--- Start of PROVIDED ENTRIES ---

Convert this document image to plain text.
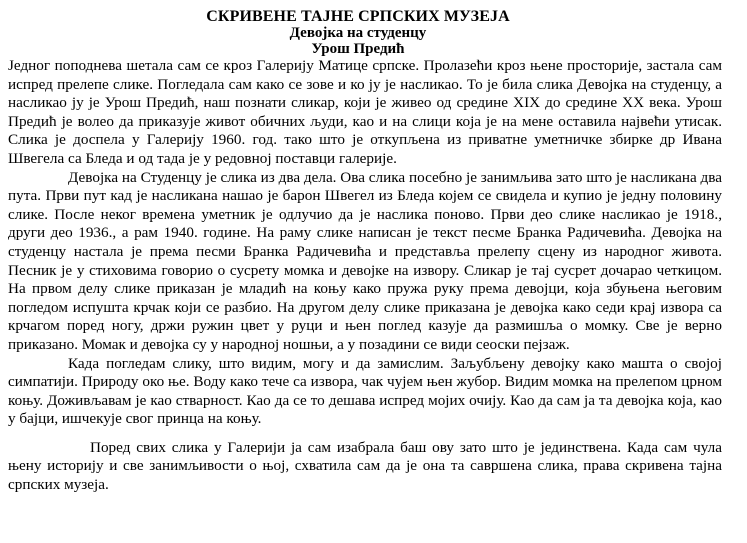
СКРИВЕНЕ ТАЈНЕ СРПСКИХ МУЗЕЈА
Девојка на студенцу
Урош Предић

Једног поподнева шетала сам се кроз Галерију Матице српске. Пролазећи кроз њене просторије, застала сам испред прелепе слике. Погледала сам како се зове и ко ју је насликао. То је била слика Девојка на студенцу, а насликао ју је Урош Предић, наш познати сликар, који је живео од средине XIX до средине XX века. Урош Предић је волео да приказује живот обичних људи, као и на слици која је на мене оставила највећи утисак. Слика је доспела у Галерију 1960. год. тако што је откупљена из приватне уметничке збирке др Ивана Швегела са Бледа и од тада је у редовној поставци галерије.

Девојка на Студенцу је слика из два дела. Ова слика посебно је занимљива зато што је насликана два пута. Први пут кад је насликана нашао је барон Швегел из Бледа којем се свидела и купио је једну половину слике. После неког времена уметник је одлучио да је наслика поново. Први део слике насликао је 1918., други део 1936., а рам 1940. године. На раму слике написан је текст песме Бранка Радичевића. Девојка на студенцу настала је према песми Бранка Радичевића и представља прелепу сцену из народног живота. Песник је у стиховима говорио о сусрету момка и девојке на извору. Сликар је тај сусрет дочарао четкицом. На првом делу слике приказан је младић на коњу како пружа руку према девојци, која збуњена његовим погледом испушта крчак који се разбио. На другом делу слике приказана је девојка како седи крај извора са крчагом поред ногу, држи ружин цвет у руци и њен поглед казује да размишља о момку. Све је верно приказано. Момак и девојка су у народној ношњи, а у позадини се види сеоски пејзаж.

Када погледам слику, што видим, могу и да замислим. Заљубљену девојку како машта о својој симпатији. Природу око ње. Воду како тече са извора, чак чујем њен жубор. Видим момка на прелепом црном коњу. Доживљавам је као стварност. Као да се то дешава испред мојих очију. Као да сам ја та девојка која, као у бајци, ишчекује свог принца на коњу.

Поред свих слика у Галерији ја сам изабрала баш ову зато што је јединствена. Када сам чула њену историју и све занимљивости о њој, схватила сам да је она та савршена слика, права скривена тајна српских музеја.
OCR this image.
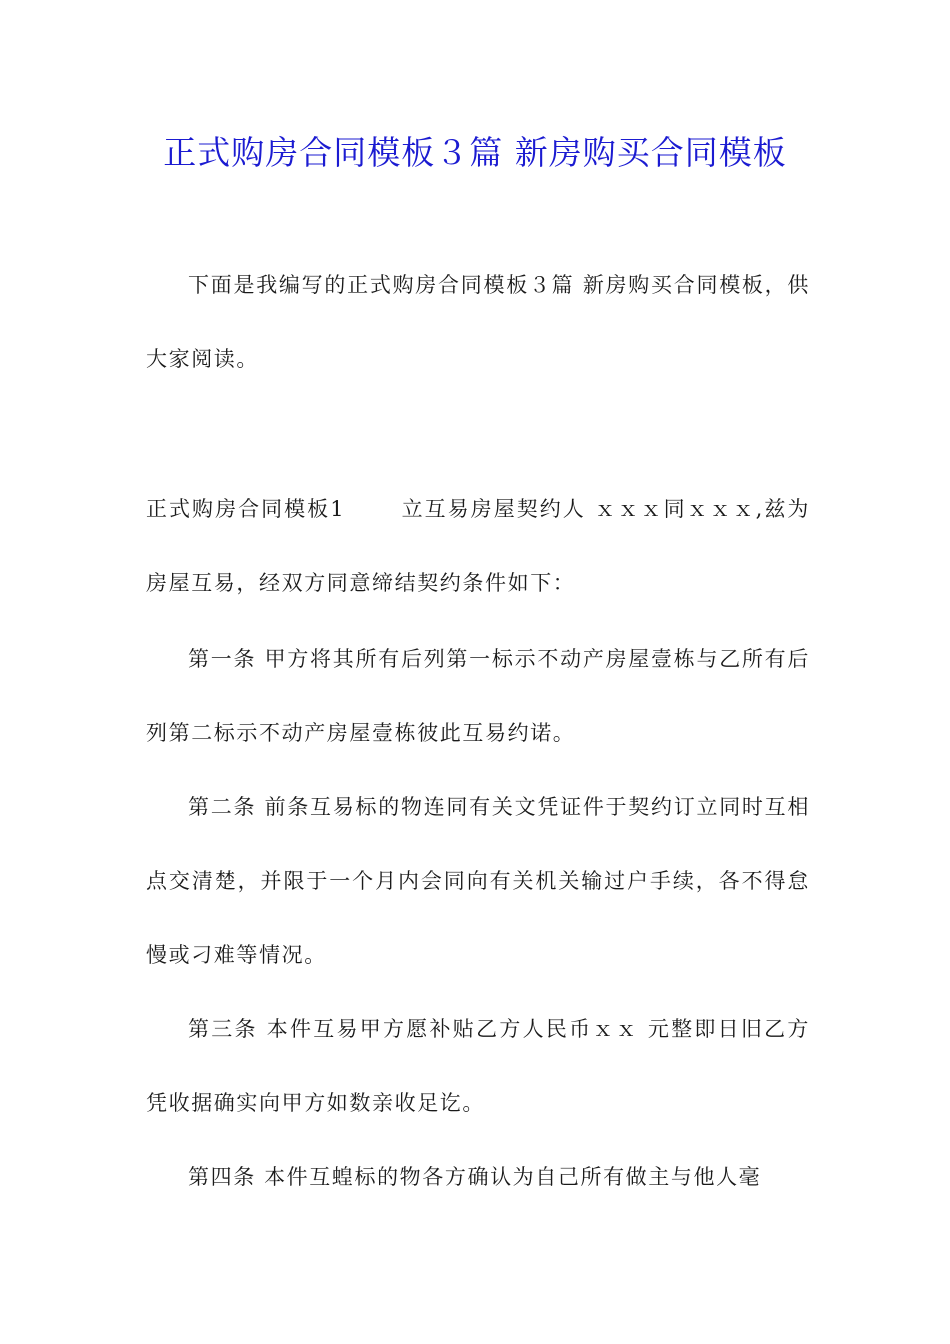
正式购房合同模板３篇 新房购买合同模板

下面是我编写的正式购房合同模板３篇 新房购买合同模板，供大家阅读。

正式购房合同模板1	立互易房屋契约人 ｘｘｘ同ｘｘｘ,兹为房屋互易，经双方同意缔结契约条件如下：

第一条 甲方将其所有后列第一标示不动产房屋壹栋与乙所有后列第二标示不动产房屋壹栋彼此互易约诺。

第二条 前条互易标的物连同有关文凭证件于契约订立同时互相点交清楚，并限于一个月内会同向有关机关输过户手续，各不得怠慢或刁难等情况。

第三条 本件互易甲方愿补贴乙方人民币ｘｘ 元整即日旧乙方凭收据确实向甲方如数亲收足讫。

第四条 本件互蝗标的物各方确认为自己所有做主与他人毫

--- End of PROVIDED ENTRIES ---
--- Start of PROVIDED ENTRIES ---

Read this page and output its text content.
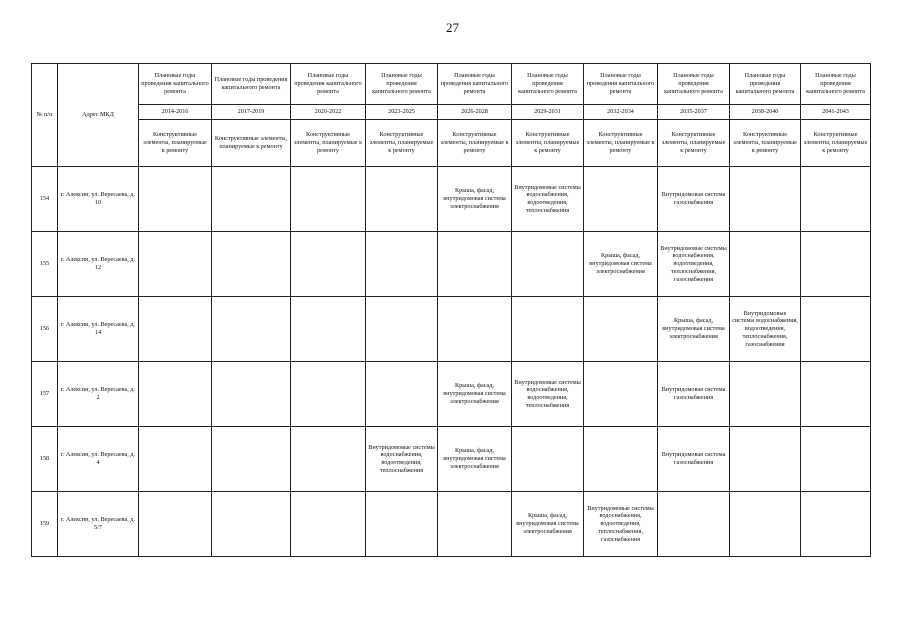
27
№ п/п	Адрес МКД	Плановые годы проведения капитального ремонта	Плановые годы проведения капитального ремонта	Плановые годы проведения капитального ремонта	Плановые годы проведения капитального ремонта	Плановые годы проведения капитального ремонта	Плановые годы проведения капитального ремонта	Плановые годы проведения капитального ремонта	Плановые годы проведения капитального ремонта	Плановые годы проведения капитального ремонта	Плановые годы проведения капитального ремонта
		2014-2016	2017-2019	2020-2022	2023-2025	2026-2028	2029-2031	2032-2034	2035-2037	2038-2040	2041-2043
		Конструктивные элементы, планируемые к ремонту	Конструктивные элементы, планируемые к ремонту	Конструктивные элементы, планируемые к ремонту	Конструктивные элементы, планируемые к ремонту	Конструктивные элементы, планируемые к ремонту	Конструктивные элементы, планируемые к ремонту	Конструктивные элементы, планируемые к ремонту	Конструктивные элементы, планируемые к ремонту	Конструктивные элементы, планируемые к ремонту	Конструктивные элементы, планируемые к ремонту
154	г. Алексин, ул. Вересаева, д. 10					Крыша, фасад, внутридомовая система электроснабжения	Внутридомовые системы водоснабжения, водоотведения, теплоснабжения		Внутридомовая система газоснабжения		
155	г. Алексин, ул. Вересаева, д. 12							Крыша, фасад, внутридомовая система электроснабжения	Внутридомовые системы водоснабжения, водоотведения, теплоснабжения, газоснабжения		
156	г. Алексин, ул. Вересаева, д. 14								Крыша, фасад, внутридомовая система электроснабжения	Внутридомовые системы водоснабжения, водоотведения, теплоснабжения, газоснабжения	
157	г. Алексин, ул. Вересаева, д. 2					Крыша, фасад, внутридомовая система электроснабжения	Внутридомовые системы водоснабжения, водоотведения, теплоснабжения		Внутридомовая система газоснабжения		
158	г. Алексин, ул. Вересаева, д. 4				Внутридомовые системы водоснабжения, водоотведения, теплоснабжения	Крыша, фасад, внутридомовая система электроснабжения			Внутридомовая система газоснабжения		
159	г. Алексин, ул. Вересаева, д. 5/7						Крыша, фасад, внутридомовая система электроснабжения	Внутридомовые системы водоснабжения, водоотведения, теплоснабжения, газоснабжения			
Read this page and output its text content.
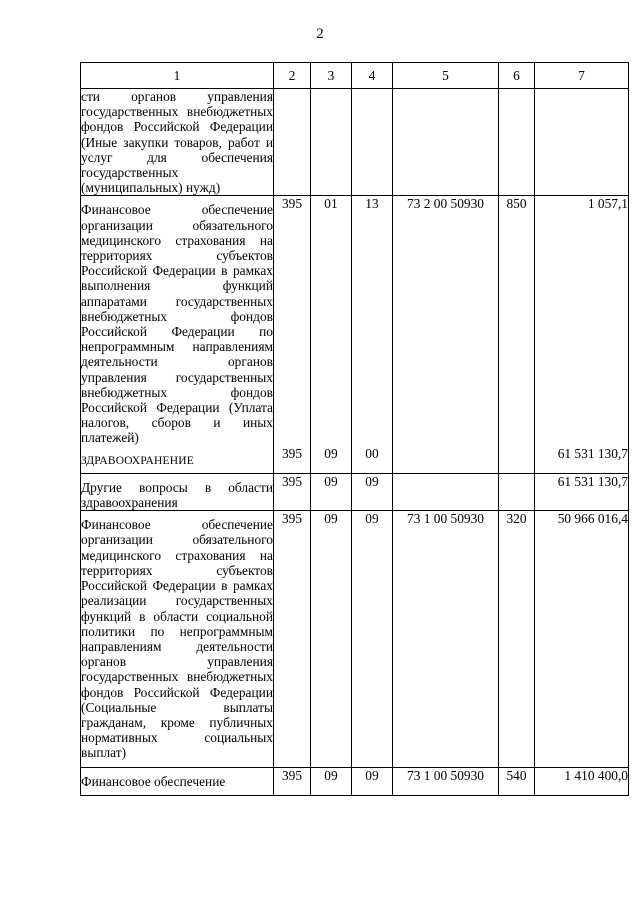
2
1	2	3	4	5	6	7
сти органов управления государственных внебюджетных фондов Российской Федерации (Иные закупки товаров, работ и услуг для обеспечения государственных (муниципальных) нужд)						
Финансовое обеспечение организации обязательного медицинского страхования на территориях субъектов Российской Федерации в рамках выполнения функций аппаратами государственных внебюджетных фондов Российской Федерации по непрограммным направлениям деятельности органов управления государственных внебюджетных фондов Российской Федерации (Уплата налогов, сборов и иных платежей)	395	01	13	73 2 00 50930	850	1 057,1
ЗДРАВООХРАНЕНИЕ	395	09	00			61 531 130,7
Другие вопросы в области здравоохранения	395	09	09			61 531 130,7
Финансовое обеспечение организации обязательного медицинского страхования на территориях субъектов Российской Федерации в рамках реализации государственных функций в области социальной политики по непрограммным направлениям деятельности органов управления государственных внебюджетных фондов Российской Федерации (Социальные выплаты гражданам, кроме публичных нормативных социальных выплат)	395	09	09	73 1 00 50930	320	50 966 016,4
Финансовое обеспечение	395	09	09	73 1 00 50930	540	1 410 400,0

--- End of PROVIDED ENTRIES ---

• **EXERCISE DESCRIPTION**:
Identify the lines in the entries above that contain "this", then copy them out.

• **ANSWER**:
Convert this document image to plain text.
OCR this image.
Read this page and output its text content.
Read this page and output its text content.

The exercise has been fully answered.